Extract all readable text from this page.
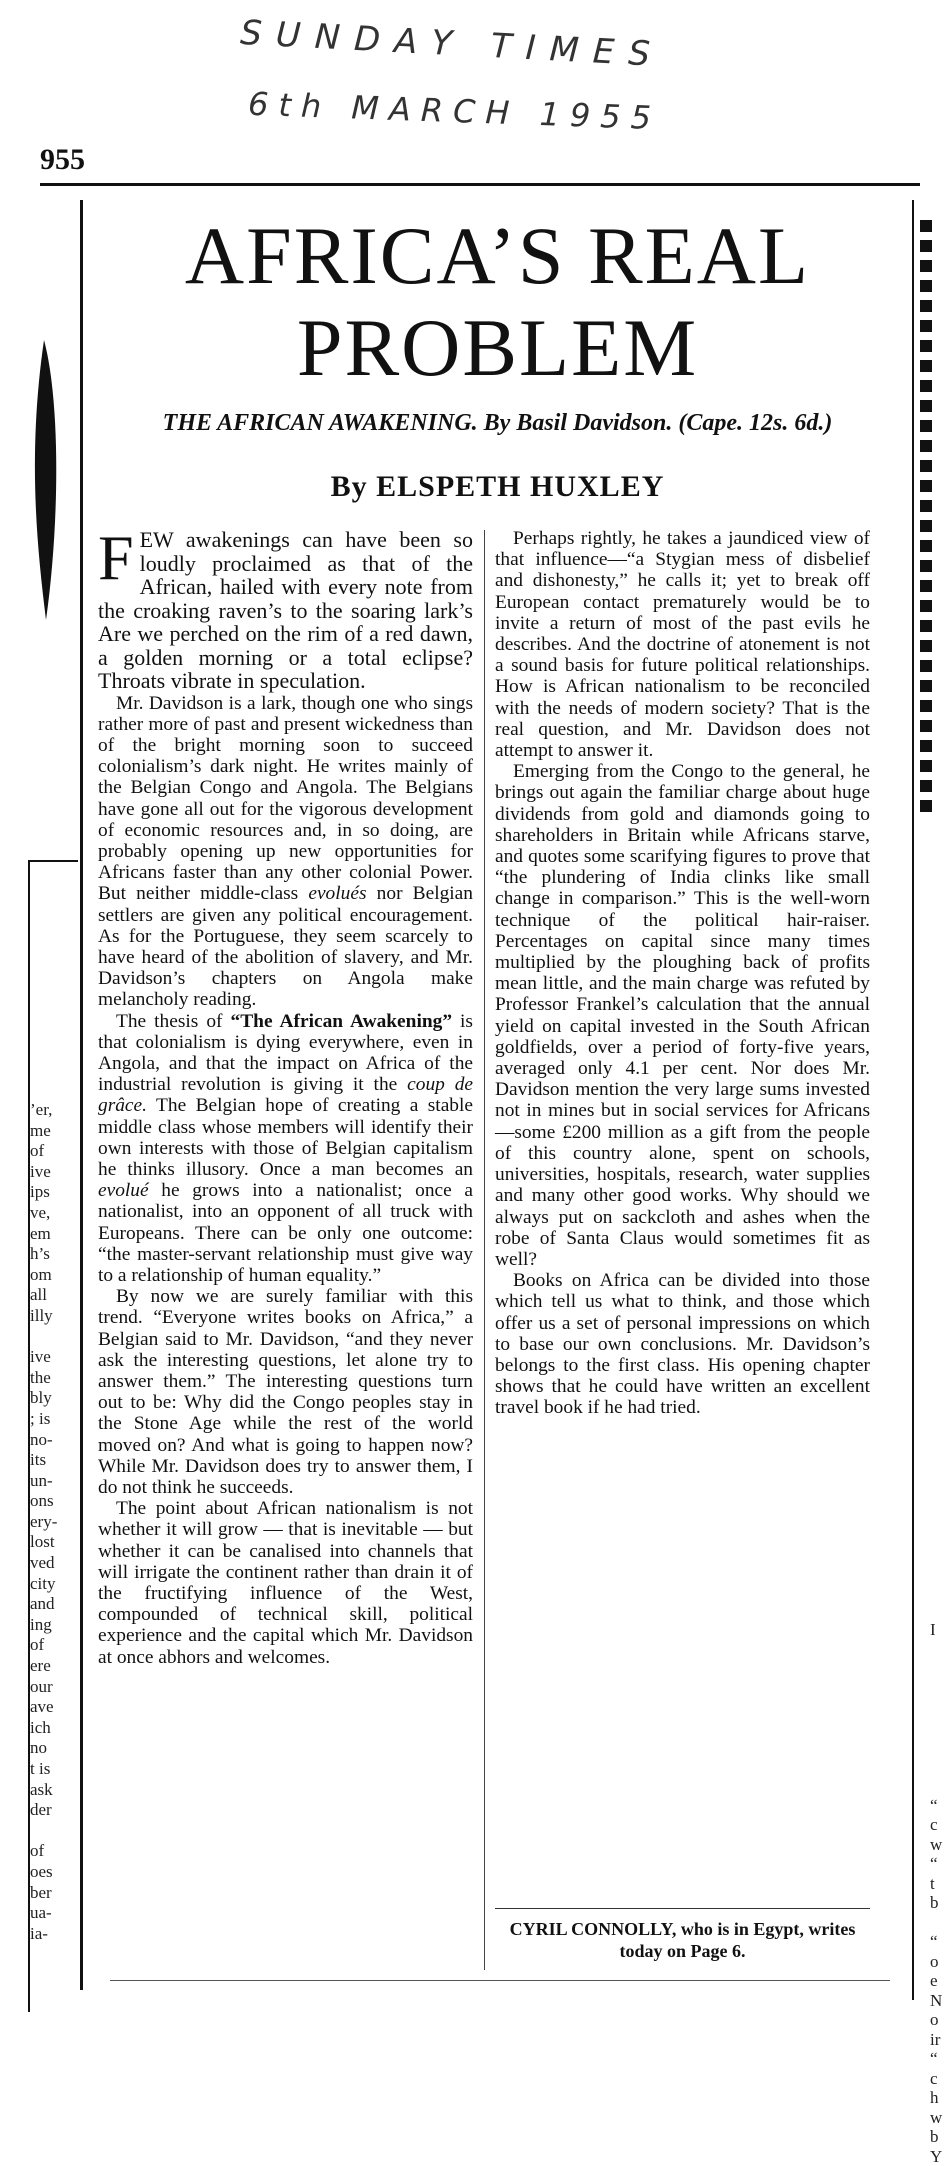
SUNDAY TIMES
6th MARCH 1955
955
’er,
me
of
ive
ips
ve,
em
h’s
om
all
illy

ive
the
bly
; is
no-
its
un-
ons
ery-
lost
ved
city
and
ing
of
ere
our
ave
ich
no
t is
ask
der

of
oes
ber
ua-
ia-
I

“
c
w
“
t
b

“
o
e
N
o
ir
“
c
h
w
b
Y
AFRICA’S REAL
PROBLEM
THE AFRICAN AWAKENING. By Basil Davidson. (Cape. 12s. 6d.)
By ELSPETH HUXLEY

FEW awakenings can have been so loudly proclaimed as that of the African, hailed with every note from the croaking raven’s to the soaring lark’s Are we perched on the rim of a red dawn, a golden morning or a total eclipse? Throats vibrate in speculation.

Mr. Davidson is a lark, though one who sings rather more of past and present wickedness than of the bright morning soon to succeed colonialism’s dark night. He writes mainly of the Belgian Congo and Angola. The Belgians have gone all out for the vigorous development of economic resources and, in so doing, are probably opening up new opportunities for Africans faster than any other colonial Power. But neither middle-class evolués nor Belgian settlers are given any political encouragement. As for the Portuguese, they seem scarcely to have heard of the abolition of slavery, and Mr. Davidson’s chapters on Angola make melancholy reading.

The thesis of “The African Awakening” is that colonialism is dying everywhere, even in Angola, and that the impact on Africa of the industrial revolution is giving it the coup de grâce. The Belgian hope of creating a stable middle class whose members will identify their own interests with those of Belgian capitalism he thinks illusory. Once a man becomes an evolué he grows into a nationalist; once a nationalist, into an opponent of all truck with Europeans. There can be only one outcome: “the master-servant relationship must give way to a relationship of human equality.”

By now we are surely familiar with this trend. “Everyone writes books on Africa,” a Belgian said to Mr. Davidson, “and they never ask the interesting questions, let alone try to answer them.” The interesting questions turn out to be: Why did the Congo peoples stay in the Stone Age while the rest of the world moved on? And what is going to happen now? While Mr. Davidson does try to answer them, I do not think he succeeds.

The point about African nationalism is not whether it will grow — that is inevitable — but whether it can be canalised into channels that will irrigate the continent rather than drain it of the fructifying influence of the West, compounded of technical skill, political experience and the capital which Mr. Davidson at once abhors and welcomes.

Perhaps rightly, he takes a jaundiced view of that influence—“a Stygian mess of disbelief and dishonesty,” he calls it; yet to break off European contact prematurely would be to invite a return of most of the past evils he describes. And the doctrine of atonement is not a sound basis for future political relationships. How is African nationalism to be reconciled with the needs of modern society? That is the real question, and Mr. Davidson does not attempt to answer it.

Emerging from the Congo to the general, he brings out again the familiar charge about huge dividends from gold and diamonds going to shareholders in Britain while Africans starve, and quotes some scarifying figures to prove that “the plundering of India clinks like small change in comparison.” This is the well-worn technique of the political hair-raiser. Percentages on capital since many times multiplied by the ploughing back of profits mean little, and the main charge was refuted by Professor Frankel’s calculation that the annual yield on capital invested in the South African goldfields, over a period of forty-five years, averaged only 4.1 per cent. Nor does Mr. Davidson mention the very large sums invested not in mines but in social services for Africans—some £200 million as a gift from the people of this country alone, spent on schools, universities, hospitals, research, water supplies and many other good works. Why should we always put on sackcloth and ashes when the robe of Santa Claus would sometimes fit as well?

Books on Africa can be divided into those which tell us what to think, and those which offer us a set of personal impressions on which to base our own conclusions. Mr. Davidson’s belongs to the first class. His opening chapter shows that he could have written an excellent travel book if he had tried.

CYRIL CONNOLLY, who is in Egypt, writes today on Page 6.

◆ WORK TO COMPLETE: Print every entry exactly as written, without the pictures.

◆ FULL ANSWER:
Extract all readable text from this page.
SUNDAY TIMES
6th MARCH 1955
955
’er,
me
of
ive
ips
ve,
em
h’s
om
all
illy

ive
the
bly
; is
no-
its
un-
ons
ery-
lost
ved
city
and
ing
of
ere
our
ave
ich
no
t is
ask
der

of
oes
ber
ua-
ia-
I

“
c
w
“
t
b

“
o
e
N
o
ir
“
c
h
w
b
Y
AFRICA’S REAL
PROBLEM
THE AFRICAN AWAKENING. By Basil Davidson. (Cape. 12s. 6d.)
By ELSPETH HUXLEY

FEW awakenings can have been so loudly proclaimed as that of the African, hailed with every note from the croaking raven’s to the soaring lark’s Are we perched on the rim of a red dawn, a golden morning or a total eclipse? Throats vibrate in speculation.

Mr. Davidson is a lark, though one who sings rather more of past and present wickedness than of the bright morning soon to succeed colonialism’s dark night. He writes mainly of the Belgian Congo and Angola. The Belgians have gone all out for the vigorous development of economic resources and, in so doing, are probably opening up new opportunities for Africans faster than any other colonial Power. But neither middle-class evolués nor Belgian settlers are given any political encouragement. As for the Portuguese, they seem scarcely to have heard of the abolition of slavery, and Mr. Davidson’s chapters on Angola make melancholy reading.

The thesis of “The African Awakening” is that colonialism is dying everywhere, even in Angola, and that the impact on Africa of the industrial revolution is giving it the coup de grâce. The Belgian hope of creating a stable middle class whose members will identify their own interests with those of Belgian capitalism he thinks illusory. Once a man becomes an evolué he grows into a nationalist; once a nationalist, into an opponent of all truck with Europeans. There can be only one outcome: “the master-servant relationship must give way to a relationship of human equality.”

By now we are surely familiar with this trend. “Everyone writes books on Africa,” a Belgian said to Mr. Davidson, “and they never ask the interesting questions, let alone try to answer them.” The interesting questions turn out to be: Why did the Congo peoples stay in the Stone Age while the rest of the world moved on? And what is going to happen now? While Mr. Davidson does try to answer them, I do not think he succeeds.

The point about African nationalism is not whether it will grow — that is inevitable — but whether it can be canalised into channels that will irrigate the continent rather than drain it of the fructifying influence of the West, compounded of technical skill, political experience and the capital which Mr. Davidson at once abhors and welcomes.

Perhaps rightly, he takes a jaundiced view of that influence—“a Stygian mess of disbelief and dishonesty,” he calls it; yet to break off European contact prematurely would be to invite a return of most of the past evils he describes. And the doctrine of atonement is not a sound basis for future political relationships. How is African nationalism to be reconciled with the needs of modern society? That is the real question, and Mr. Davidson does not attempt to answer it.

Emerging from the Congo to the general, he brings out again the familiar charge about huge dividends from gold and diamonds going to shareholders in Britain while Africans starve, and quotes some scarifying figures to prove that “the plundering of India clinks like small change in comparison.” This is the well-worn technique of the political hair-raiser. Percentages on capital since many times multiplied by the ploughing back of profits mean little, and the main charge was refuted by Professor Frankel’s calculation that the annual yield on capital invested in the South African goldfields, over a period of forty-five years, averaged only 4.1 per cent. Nor does Mr. Davidson mention the very large sums invested not in mines but in social services for Africans—some £200 million as a gift from the people of this country alone, spent on schools, universities, hospitals, research, water supplies and many other good works. Why should we always put on sackcloth and ashes when the robe of Santa Claus would sometimes fit as well?

Books on Africa can be divided into those which tell us what to think, and those which offer us a set of personal impressions on which to base our own conclusions. Mr. Davidson’s belongs to the first class. His opening chapter shows that he could have written an excellent travel book if he had tried.

CYRIL CONNOLLY, who is in Egypt, writes today on Page 6.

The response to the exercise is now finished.